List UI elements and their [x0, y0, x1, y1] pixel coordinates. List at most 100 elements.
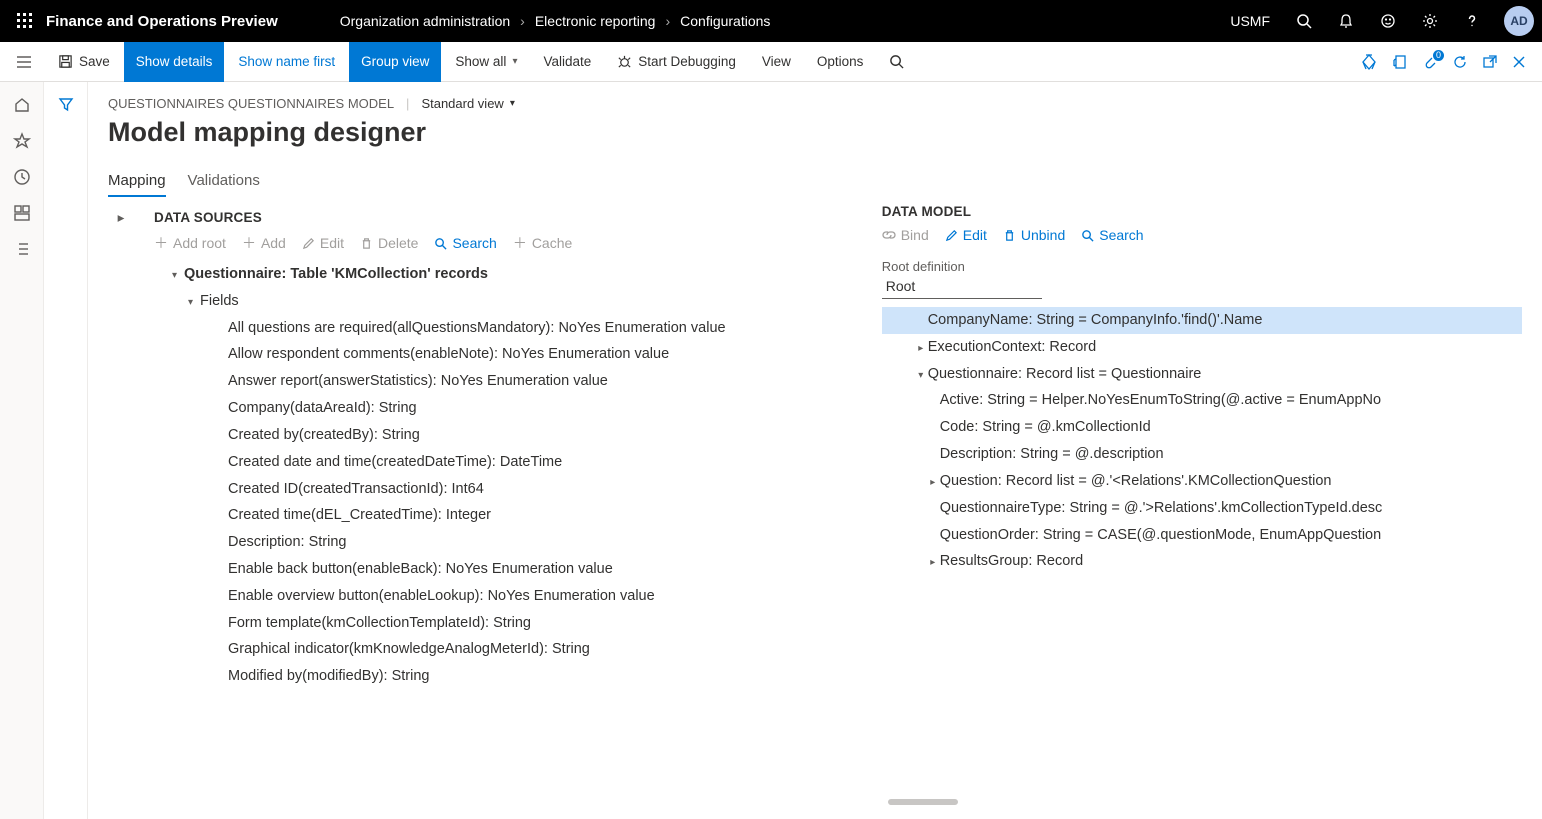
chevron-right-icon[interactable]: ▸: [926, 474, 940, 493]
ds-tree-row[interactable]: Created time(dEL_CreatedTime): Integer: [154, 502, 852, 529]
search-button[interactable]: Search: [1081, 227, 1143, 243]
chevron-down-icon[interactable]: ▾: [914, 367, 928, 386]
dm-tree-row[interactable]: ▾Questionnaire: Record list = Questionna…: [882, 361, 1522, 388]
refresh-icon[interactable]: [1452, 54, 1468, 70]
add-button[interactable]: ＋Add: [242, 233, 286, 253]
dm-tree-row[interactable]: QuestionnaireType: String = @.'>Relation…: [882, 495, 1522, 522]
search-button[interactable]: Search: [434, 235, 496, 251]
avatar[interactable]: AD: [1504, 6, 1534, 36]
dm-tree-row[interactable]: QuestionOrder: String = CASE(@.questionM…: [882, 522, 1522, 549]
ds-tree-row[interactable]: Form template(kmCollectionTemplateId): S…: [154, 610, 852, 637]
ds-tree-row[interactable]: Graphical indicator(kmKnowledgeAnalogMet…: [154, 636, 852, 663]
home-icon[interactable]: [13, 96, 31, 114]
dm-tree-row[interactable]: CompanyName: String = CompanyInfo.'find(…: [882, 307, 1522, 334]
dm-tree-row[interactable]: Description: String = @.description: [882, 441, 1522, 468]
search-actionbar-icon[interactable]: [877, 42, 916, 82]
ds-tree-row[interactable]: Enable back button(enableBack): NoYes En…: [154, 556, 852, 583]
dm-tree-row[interactable]: Code: String = @.kmCollectionId: [882, 414, 1522, 441]
tree-label: ExecutionContext: Record: [928, 339, 1096, 355]
attach-count: 0: [1433, 50, 1444, 61]
bell-icon[interactable]: [1332, 7, 1360, 35]
tree-label: All questions are required(allQuestionsM…: [228, 320, 726, 336]
hamburger-icon[interactable]: [10, 55, 38, 69]
dm-actions: Bind Edit Unbind Search: [882, 227, 1522, 243]
tree-label: Question: Record list = @.'<Relations'.K…: [940, 473, 1332, 489]
ds-tree-row[interactable]: Created by(createdBy): String: [154, 422, 852, 449]
tab-mapping[interactable]: Mapping: [108, 166, 166, 197]
chevron-down-icon[interactable]: ▾: [172, 267, 184, 286]
filter-icon[interactable]: [58, 96, 74, 819]
ds-tree-row[interactable]: All questions are required(allQuestionsM…: [154, 315, 852, 342]
edit-button[interactable]: Edit: [945, 227, 987, 243]
view-selector[interactable]: Standard view▾: [421, 96, 514, 111]
breadcrumb-item[interactable]: Configurations: [680, 13, 770, 29]
ds-tree-row[interactable]: Description: String: [154, 529, 852, 556]
search-icon[interactable]: [1290, 7, 1318, 35]
ds-tree[interactable]: ▾Questionnaire: Table 'KMCollection' rec…: [154, 261, 862, 809]
ds-tree-row[interactable]: Modified by(modifiedBy): String: [154, 663, 852, 690]
star-icon[interactable]: [13, 132, 31, 150]
page-title: Model mapping designer: [108, 117, 1522, 148]
action-bar: Save Show details Show name first Group …: [0, 42, 1542, 82]
gear-icon[interactable]: [1416, 7, 1444, 35]
tabs: Mapping Validations: [108, 166, 1522, 198]
start-debugging-button[interactable]: Start Debugging: [605, 42, 748, 82]
tab-validations[interactable]: Validations: [188, 166, 260, 197]
chevron-right-icon[interactable]: ▸: [914, 340, 928, 359]
dm-tree-row[interactable]: Active: String = Helper.NoYesEnumToStrin…: [882, 387, 1522, 414]
ds-tree-row[interactable]: Enable overview button(enableLookup): No…: [154, 583, 852, 610]
cache-button[interactable]: ＋Cache: [513, 233, 572, 253]
tree-label: Enable overview button(enableLookup): No…: [228, 588, 655, 604]
dm-tree-row[interactable]: ▸ResultsGroup: Record: [882, 548, 1522, 575]
ds-tree-row[interactable]: Answer report(answerStatistics): NoYes E…: [154, 368, 852, 395]
workspaces-icon[interactable]: [13, 204, 31, 222]
popout-icon[interactable]: [1482, 54, 1498, 70]
add-root-button[interactable]: ＋Add root: [154, 233, 226, 253]
ds-tree-row[interactable]: Created ID(createdTransactionId): Int64: [154, 476, 852, 503]
chevron-down-icon[interactable]: ▾: [188, 294, 200, 313]
expand-types-chevron[interactable]: ▸: [108, 204, 134, 809]
legal-entity[interactable]: USMF: [1230, 13, 1276, 29]
modules-icon[interactable]: [13, 240, 31, 258]
delete-button[interactable]: Delete: [360, 235, 418, 251]
edit-button[interactable]: Edit: [302, 235, 344, 251]
ds-tree-row[interactable]: ▾Questionnaire: Table 'KMCollection' rec…: [154, 261, 852, 288]
plus-icon: ＋: [154, 233, 168, 253]
breadcrumb-item[interactable]: Electronic reporting: [535, 13, 656, 29]
chevron-right-icon[interactable]: ▸: [926, 554, 940, 573]
recent-icon[interactable]: [13, 168, 31, 186]
panels: ▸ DATA SOURCES ＋Add root ＋Add Edit Delet…: [108, 204, 1522, 809]
diamond-icon[interactable]: [1360, 53, 1378, 71]
options-button[interactable]: Options: [805, 42, 876, 82]
ds-tree-row[interactable]: Created date and time(createdDateTime): …: [154, 449, 852, 476]
ds-tree-row[interactable]: ▾Fields: [154, 288, 852, 315]
validate-button[interactable]: Validate: [531, 42, 603, 82]
tree-label: Modified by(modifiedBy): String: [228, 668, 429, 684]
save-button[interactable]: Save: [46, 42, 122, 82]
bind-button[interactable]: Bind: [882, 227, 929, 243]
smile-icon[interactable]: [1374, 7, 1402, 35]
top-bar: Finance and Operations Preview Organizat…: [0, 0, 1542, 42]
plus-icon: ＋: [513, 233, 527, 253]
help-icon[interactable]: [1458, 7, 1486, 35]
show-details-button[interactable]: Show details: [124, 42, 225, 82]
tree-label: Fields: [200, 293, 239, 309]
ds-tree-row[interactable]: Company(dataAreaId): String: [154, 395, 852, 422]
group-view-button[interactable]: Group view: [349, 42, 441, 82]
dm-tree-row[interactable]: ▸ExecutionContext: Record: [882, 334, 1522, 361]
ds-tree-row[interactable]: Allow respondent comments(enableNote): N…: [154, 341, 852, 368]
dm-tree[interactable]: CompanyName: String = CompanyInfo.'find(…: [882, 307, 1522, 575]
close-icon[interactable]: [1512, 55, 1526, 69]
office-icon[interactable]: [1392, 54, 1408, 70]
attachments-icon[interactable]: 0: [1422, 54, 1438, 70]
view-button[interactable]: View: [750, 42, 803, 82]
tree-label: Enable back button(enableBack): NoYes En…: [228, 561, 613, 577]
breadcrumb-item[interactable]: Organization administration: [340, 13, 510, 29]
rootdef-value[interactable]: Root: [882, 276, 1042, 299]
show-all-button[interactable]: Show all▾: [443, 42, 529, 82]
app-launcher-icon[interactable]: [8, 4, 42, 38]
unbind-button[interactable]: Unbind: [1003, 227, 1065, 243]
scrollbar-horizontal[interactable]: [888, 799, 1516, 805]
show-name-first-button[interactable]: Show name first: [226, 42, 347, 82]
dm-tree-row[interactable]: ▸Question: Record list = @.'<Relations'.…: [882, 468, 1522, 495]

----

• _Stated problem_
Copy every line above word for word, but leave out the picture.

• _In response_
List UI elements and their [x0, y0, x1, y1] pixel coordinates. List at most 100 elements.
chevron-right-icon[interactable]: ▸: [926, 474, 940, 493]
ds-tree-row[interactable]: Created time(dEL_CreatedTime): Integer: [154, 502, 852, 529]
search-button[interactable]: Search: [1081, 227, 1143, 243]
chevron-down-icon[interactable]: ▾: [914, 367, 928, 386]
dm-tree-row[interactable]: ▾Questionnaire: Record list = Questionna…: [882, 361, 1522, 388]
refresh-icon[interactable]: [1452, 54, 1468, 70]
add-button[interactable]: ＋Add: [242, 233, 286, 253]
dm-tree-row[interactable]: QuestionnaireType: String = @.'>Relation…: [882, 495, 1522, 522]
search-button[interactable]: Search: [434, 235, 496, 251]
avatar[interactable]: AD: [1504, 6, 1534, 36]
dm-tree-row[interactable]: QuestionOrder: String = CASE(@.questionM…: [882, 522, 1522, 549]
ds-tree-row[interactable]: Form template(kmCollectionTemplateId): S…: [154, 610, 852, 637]
ds-tree-row[interactable]: Graphical indicator(kmKnowledgeAnalogMet…: [154, 636, 852, 663]
home-icon[interactable]: [13, 96, 31, 114]
dm-tree-row[interactable]: CompanyName: String = CompanyInfo.'find(…: [882, 307, 1522, 334]
dm-tree-row[interactable]: Description: String = @.description: [882, 441, 1522, 468]
search-actionbar-icon[interactable]: [877, 42, 916, 82]
ds-tree-row[interactable]: Enable back button(enableBack): NoYes En…: [154, 556, 852, 583]
dm-tree-row[interactable]: Code: String = @.kmCollectionId: [882, 414, 1522, 441]
tree-label: ExecutionContext: Record: [928, 339, 1096, 355]
attach-count: 0: [1433, 50, 1444, 61]
bell-icon[interactable]: [1332, 7, 1360, 35]
tree-label: All questions are required(allQuestionsM…: [228, 320, 726, 336]
hamburger-icon[interactable]: [10, 55, 38, 69]
dm-actions: Bind Edit Unbind Search: [882, 227, 1522, 243]
tree-label: Question: Record list = @.'<Relations'.K…: [940, 473, 1332, 489]
ds-tree-row[interactable]: Created by(createdBy): String: [154, 422, 852, 449]
tab-mapping[interactable]: Mapping: [108, 166, 166, 197]
chevron-down-icon[interactable]: ▾: [172, 267, 184, 286]
filter-icon[interactable]: [58, 96, 74, 819]
ds-tree-row[interactable]: All questions are required(allQuestionsM…: [154, 315, 852, 342]
edit-button[interactable]: Edit: [945, 227, 987, 243]
view-selector[interactable]: Standard view▾: [421, 96, 514, 111]
breadcrumb-item[interactable]: Configurations: [680, 13, 770, 29]
ds-tree-row[interactable]: Description: String: [154, 529, 852, 556]
search-icon[interactable]: [1290, 7, 1318, 35]
ds-tree[interactable]: ▾Questionnaire: Table 'KMCollection' rec…: [154, 261, 862, 809]
ds-tree-row[interactable]: Modified by(modifiedBy): String: [154, 663, 852, 690]
star-icon[interactable]: [13, 132, 31, 150]
page-title: Model mapping designer: [108, 117, 1522, 148]
action-bar: Save Show details Show name first Group …: [0, 42, 1542, 82]
gear-icon[interactable]: [1416, 7, 1444, 35]
tabs: Mapping Validations: [108, 166, 1522, 198]
start-debugging-button[interactable]: Start Debugging: [605, 42, 748, 82]
tab-validations[interactable]: Validations: [188, 166, 260, 197]
chevron-right-icon[interactable]: ▸: [914, 340, 928, 359]
dm-tree-row[interactable]: Active: String = Helper.NoYesEnumToStrin…: [882, 387, 1522, 414]
ds-tree-row[interactable]: Enable overview button(enableLookup): No…: [154, 583, 852, 610]
cache-button[interactable]: ＋Cache: [513, 233, 572, 253]
tree-label: Enable overview button(enableLookup): No…: [228, 588, 655, 604]
dm-tree-row[interactable]: ▸ResultsGroup: Record: [882, 548, 1522, 575]
ds-tree-row[interactable]: Answer report(answerStatistics): NoYes E…: [154, 368, 852, 395]
workspaces-icon[interactable]: [13, 204, 31, 222]
popout-icon[interactable]: [1482, 54, 1498, 70]
add-root-button[interactable]: ＋Add root: [154, 233, 226, 253]
ds-tree-row[interactable]: Created ID(createdTransactionId): Int64: [154, 476, 852, 503]
chevron-down-icon[interactable]: ▾: [188, 294, 200, 313]
expand-types-chevron[interactable]: ▸: [108, 204, 134, 809]
legal-entity[interactable]: USMF: [1230, 13, 1276, 29]
modules-icon[interactable]: [13, 240, 31, 258]
delete-button[interactable]: Delete: [360, 235, 418, 251]
edit-button[interactable]: Edit: [302, 235, 344, 251]
ds-tree-row[interactable]: ▾Questionnaire: Table 'KMCollection' rec…: [154, 261, 852, 288]
plus-icon: ＋: [154, 233, 168, 253]
breadcrumb-item[interactable]: Electronic reporting: [535, 13, 656, 29]
chevron-right-icon[interactable]: ▸: [926, 554, 940, 573]
recent-icon[interactable]: [13, 168, 31, 186]
panels: ▸ DATA SOURCES ＋Add root ＋Add Edit Delet…: [108, 204, 1522, 809]
diamond-icon[interactable]: [1360, 53, 1378, 71]
options-button[interactable]: Options: [805, 42, 876, 82]
ds-tree-row[interactable]: Created date and time(createdDateTime): …: [154, 449, 852, 476]
ds-tree-row[interactable]: ▾Fields: [154, 288, 852, 315]
validate-button[interactable]: Validate: [531, 42, 603, 82]
tree-label: Modified by(modifiedBy): String: [228, 668, 429, 684]
save-button[interactable]: Save: [46, 42, 122, 82]
bind-button[interactable]: Bind: [882, 227, 929, 243]
smile-icon[interactable]: [1374, 7, 1402, 35]
top-bar: Finance and Operations Preview Organizat…: [0, 0, 1542, 42]
plus-icon: ＋: [513, 233, 527, 253]
help-icon[interactable]: [1458, 7, 1486, 35]
show-details-button[interactable]: Show details: [124, 42, 225, 82]
tree-label: Fields: [200, 293, 239, 309]
ds-tree-row[interactable]: Company(dataAreaId): String: [154, 395, 852, 422]
group-view-button[interactable]: Group view: [349, 42, 441, 82]
dm-tree-row[interactable]: ▸ExecutionContext: Record: [882, 334, 1522, 361]
ds-tree-row[interactable]: Allow respondent comments(enableNote): N…: [154, 341, 852, 368]
dm-tree[interactable]: CompanyName: String = CompanyInfo.'find(…: [882, 307, 1522, 575]
close-icon[interactable]: [1512, 55, 1526, 69]
office-icon[interactable]: [1392, 54, 1408, 70]
attachments-icon[interactable]: 0: [1422, 54, 1438, 70]
view-button[interactable]: View: [750, 42, 803, 82]
tree-label: Enable back button(enableBack): NoYes En…: [228, 561, 613, 577]
breadcrumb-item[interactable]: Organization administration: [340, 13, 510, 29]
rootdef-value[interactable]: Root: [882, 276, 1042, 299]
show-all-button[interactable]: Show all▾: [443, 42, 529, 82]
app-launcher-icon[interactable]: [8, 4, 42, 38]
unbind-button[interactable]: Unbind: [1003, 227, 1065, 243]
scrollbar-horizontal[interactable]: [888, 799, 1516, 805]
show-name-first-button[interactable]: Show name first: [226, 42, 347, 82]
dm-tree-row[interactable]: ▸Question: Record list = @.'<Relations'.…: [882, 468, 1522, 495]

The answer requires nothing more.